[Task input]:
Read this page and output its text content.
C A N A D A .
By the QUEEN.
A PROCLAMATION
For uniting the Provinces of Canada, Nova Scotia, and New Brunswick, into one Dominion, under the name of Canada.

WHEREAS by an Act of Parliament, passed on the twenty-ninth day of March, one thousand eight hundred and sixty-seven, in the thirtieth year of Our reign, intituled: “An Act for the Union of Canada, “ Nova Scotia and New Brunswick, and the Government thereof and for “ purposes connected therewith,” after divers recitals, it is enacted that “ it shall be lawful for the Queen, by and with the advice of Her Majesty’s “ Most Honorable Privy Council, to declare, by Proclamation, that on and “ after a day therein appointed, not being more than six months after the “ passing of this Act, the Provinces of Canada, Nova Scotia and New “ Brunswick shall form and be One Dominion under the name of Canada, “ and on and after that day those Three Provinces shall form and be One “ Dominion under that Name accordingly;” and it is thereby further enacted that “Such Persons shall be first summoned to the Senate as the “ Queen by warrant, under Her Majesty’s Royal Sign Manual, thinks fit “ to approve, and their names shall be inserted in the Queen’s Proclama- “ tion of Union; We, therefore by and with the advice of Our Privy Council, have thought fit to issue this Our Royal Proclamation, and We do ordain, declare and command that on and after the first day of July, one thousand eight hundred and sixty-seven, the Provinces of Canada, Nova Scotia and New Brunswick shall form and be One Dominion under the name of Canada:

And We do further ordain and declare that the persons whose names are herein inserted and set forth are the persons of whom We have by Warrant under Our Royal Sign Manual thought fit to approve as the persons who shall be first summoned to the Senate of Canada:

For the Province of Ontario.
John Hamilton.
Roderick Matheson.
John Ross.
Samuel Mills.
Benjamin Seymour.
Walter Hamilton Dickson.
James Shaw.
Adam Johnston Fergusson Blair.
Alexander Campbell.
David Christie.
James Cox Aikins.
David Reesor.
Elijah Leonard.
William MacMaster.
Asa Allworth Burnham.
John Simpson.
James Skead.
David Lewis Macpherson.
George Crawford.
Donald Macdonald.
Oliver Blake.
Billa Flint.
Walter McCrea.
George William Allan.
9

[Given instruction]:
Count the lines above that contain the word "James". Give only the number.

[Expected answer]:
3